Work required: Present the data once more in exactly its original form.

Data entries
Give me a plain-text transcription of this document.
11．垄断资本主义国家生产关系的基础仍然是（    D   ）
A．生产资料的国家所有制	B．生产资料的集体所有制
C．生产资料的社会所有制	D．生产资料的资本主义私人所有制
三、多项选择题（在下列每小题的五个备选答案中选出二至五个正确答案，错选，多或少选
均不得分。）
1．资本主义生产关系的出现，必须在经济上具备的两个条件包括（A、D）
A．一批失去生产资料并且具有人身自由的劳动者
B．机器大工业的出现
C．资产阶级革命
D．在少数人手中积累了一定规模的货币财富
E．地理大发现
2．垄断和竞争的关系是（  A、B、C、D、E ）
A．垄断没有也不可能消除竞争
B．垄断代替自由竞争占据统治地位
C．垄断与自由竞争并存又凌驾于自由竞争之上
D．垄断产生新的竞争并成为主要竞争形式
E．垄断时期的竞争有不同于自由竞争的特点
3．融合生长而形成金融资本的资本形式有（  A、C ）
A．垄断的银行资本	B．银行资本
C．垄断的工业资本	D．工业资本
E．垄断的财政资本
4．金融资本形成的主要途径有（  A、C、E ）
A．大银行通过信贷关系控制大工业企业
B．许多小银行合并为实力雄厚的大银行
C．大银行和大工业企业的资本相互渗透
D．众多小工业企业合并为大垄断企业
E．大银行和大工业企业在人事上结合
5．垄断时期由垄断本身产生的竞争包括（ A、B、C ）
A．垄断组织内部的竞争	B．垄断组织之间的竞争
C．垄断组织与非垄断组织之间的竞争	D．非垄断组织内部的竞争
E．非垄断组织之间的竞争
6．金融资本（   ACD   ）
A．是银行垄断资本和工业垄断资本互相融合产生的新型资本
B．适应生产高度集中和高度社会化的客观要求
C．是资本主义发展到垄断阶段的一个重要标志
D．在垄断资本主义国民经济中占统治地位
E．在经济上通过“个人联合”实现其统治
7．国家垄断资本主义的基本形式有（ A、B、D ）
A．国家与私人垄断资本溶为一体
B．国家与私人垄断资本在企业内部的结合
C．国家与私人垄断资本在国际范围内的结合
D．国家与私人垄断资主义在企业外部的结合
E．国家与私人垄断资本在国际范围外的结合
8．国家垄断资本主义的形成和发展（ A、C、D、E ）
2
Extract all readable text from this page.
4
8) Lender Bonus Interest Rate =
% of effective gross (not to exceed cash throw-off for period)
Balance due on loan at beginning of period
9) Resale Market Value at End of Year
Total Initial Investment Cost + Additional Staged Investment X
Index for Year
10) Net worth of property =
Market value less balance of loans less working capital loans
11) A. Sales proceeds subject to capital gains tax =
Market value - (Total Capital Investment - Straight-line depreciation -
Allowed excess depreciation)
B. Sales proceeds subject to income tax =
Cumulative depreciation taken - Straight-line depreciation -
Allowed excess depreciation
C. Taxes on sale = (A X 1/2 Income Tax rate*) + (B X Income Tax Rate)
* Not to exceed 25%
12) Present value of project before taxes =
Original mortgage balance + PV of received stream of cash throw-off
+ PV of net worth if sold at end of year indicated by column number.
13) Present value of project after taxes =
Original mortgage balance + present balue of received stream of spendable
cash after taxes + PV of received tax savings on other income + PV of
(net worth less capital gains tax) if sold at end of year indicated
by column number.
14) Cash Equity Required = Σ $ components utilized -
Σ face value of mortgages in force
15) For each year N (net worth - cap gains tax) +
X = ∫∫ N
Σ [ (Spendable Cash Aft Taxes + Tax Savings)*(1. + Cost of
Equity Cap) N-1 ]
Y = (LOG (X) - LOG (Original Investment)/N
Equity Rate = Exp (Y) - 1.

Task response:
Give me a plain-text transcription of this document.
11．垄断资本主义国家生产关系的基础仍然是（    D   ）
A．生产资料的国家所有制	B．生产资料的集体所有制
C．生产资料的社会所有制	D．生产资料的资本主义私人所有制
三、多项选择题（在下列每小题的五个备选答案中选出二至五个正确答案，错选，多或少选
均不得分。）
1．资本主义生产关系的出现，必须在经济上具备的两个条件包括（A、D）
A．一批失去生产资料并且具有人身自由的劳动者
B．机器大工业的出现
C．资产阶级革命
D．在少数人手中积累了一定规模的货币财富
E．地理大发现
2．垄断和竞争的关系是（  A、B、C、D、E ）
A．垄断没有也不可能消除竞争
B．垄断代替自由竞争占据统治地位
C．垄断与自由竞争并存又凌驾于自由竞争之上
D．垄断产生新的竞争并成为主要竞争形式
E．垄断时期的竞争有不同于自由竞争的特点
3．融合生长而形成金融资本的资本形式有（  A、C ）
A．垄断的银行资本	B．银行资本
C．垄断的工业资本	D．工业资本
E．垄断的财政资本
4．金融资本形成的主要途径有（  A、C、E ）
A．大银行通过信贷关系控制大工业企业
B．许多小银行合并为实力雄厚的大银行
C．大银行和大工业企业的资本相互渗透
D．众多小工业企业合并为大垄断企业
E．大银行和大工业企业在人事上结合
5．垄断时期由垄断本身产生的竞争包括（ A、B、C ）
A．垄断组织内部的竞争	B．垄断组织之间的竞争
C．垄断组织与非垄断组织之间的竞争	D．非垄断组织内部的竞争
E．非垄断组织之间的竞争
6．金融资本（   ACD   ）
A．是银行垄断资本和工业垄断资本互相融合产生的新型资本
B．适应生产高度集中和高度社会化的客观要求
C．是资本主义发展到垄断阶段的一个重要标志
D．在垄断资本主义国民经济中占统治地位
E．在经济上通过“个人联合”实现其统治
7．国家垄断资本主义的基本形式有（ A、B、D ）
A．国家与私人垄断资本溶为一体
B．国家与私人垄断资本在企业内部的结合
C．国家与私人垄断资本在国际范围内的结合
D．国家与私人垄断资主义在企业外部的结合
E．国家与私人垄断资本在国际范围外的结合
8．国家垄断资本主义的形成和发展（ A、C、D、E ）
2
Extract all readable text from this page.
4
8) Lender Bonus Interest Rate =
% of effective gross (not to exceed cash throw-off for period)
Balance due on loan at beginning of period
9) Resale Market Value at End of Year
Total Initial Investment Cost + Additional Staged Investment X
Index for Year
10) Net worth of property =
Market value less balance of loans less working capital loans
11) A. Sales proceeds subject to capital gains tax =
Market value - (Total Capital Investment - Straight-line depreciation -
Allowed excess depreciation)
B. Sales proceeds subject to income tax =
Cumulative depreciation taken - Straight-line depreciation -
Allowed excess depreciation
C. Taxes on sale = (A X 1/2 Income Tax rate*) + (B X Income Tax Rate)
* Not to exceed 25%
12) Present value of project before taxes =
Original mortgage balance + PV of received stream of cash throw-off
+ PV of net worth if sold at end of year indicated by column number.
13) Present value of project after taxes =
Original mortgage balance + present balue of received stream of spendable
cash after taxes + PV of received tax savings on other income + PV of
(net worth less capital gains tax) if sold at end of year indicated
by column number.
14) Cash Equity Required = Σ $ components utilized -
Σ face value of mortgages in force
15) For each year N (net worth - cap gains tax) +
X = ∫∫ N
Σ [ (Spendable Cash Aft Taxes + Tax Savings)*(1. + Cost of
Equity Cap) N-1 ]
Y = (LOG (X) - LOG (Original Investment)/N
Equity Rate = Exp (Y) - 1.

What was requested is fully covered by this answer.